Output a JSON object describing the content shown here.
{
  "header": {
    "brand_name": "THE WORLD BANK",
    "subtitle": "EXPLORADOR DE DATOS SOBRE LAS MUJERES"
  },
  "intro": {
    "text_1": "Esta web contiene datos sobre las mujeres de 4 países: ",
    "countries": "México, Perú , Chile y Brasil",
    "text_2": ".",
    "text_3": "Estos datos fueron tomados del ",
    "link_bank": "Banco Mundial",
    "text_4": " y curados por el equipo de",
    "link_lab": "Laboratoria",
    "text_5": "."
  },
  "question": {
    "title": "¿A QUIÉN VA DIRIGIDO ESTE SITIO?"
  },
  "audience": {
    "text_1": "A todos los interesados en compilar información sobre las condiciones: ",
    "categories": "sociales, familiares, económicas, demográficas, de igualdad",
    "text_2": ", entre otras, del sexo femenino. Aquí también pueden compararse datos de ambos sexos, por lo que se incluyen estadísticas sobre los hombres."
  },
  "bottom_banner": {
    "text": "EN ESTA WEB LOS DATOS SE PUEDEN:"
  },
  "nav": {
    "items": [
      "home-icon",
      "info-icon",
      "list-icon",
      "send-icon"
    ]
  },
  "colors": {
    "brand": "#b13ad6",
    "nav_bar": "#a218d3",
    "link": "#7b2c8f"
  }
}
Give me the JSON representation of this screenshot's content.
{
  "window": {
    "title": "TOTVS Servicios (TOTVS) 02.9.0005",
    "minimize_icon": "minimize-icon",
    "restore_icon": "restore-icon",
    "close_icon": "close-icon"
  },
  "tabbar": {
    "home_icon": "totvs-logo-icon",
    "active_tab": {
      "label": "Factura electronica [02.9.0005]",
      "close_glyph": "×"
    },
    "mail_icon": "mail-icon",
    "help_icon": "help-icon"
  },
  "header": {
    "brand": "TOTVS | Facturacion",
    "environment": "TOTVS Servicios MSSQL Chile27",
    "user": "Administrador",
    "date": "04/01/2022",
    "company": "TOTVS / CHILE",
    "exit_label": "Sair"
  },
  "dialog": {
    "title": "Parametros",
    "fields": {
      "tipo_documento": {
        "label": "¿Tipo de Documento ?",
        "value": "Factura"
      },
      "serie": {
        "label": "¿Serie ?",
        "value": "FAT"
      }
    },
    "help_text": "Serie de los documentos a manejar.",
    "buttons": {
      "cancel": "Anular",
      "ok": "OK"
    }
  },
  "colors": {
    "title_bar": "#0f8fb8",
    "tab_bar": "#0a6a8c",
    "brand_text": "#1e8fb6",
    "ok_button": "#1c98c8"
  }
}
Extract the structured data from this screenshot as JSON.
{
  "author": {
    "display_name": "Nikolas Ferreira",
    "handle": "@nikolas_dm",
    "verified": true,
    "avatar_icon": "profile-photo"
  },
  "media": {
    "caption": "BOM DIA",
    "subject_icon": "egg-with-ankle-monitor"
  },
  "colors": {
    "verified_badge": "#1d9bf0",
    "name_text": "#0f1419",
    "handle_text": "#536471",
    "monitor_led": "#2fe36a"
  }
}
=======
* Task prompt *
Find the lines containing "content" and pull them out.

* Reply *
Output a JSON object describing the content shown here.
Give me the JSON representation of this screenshot's content.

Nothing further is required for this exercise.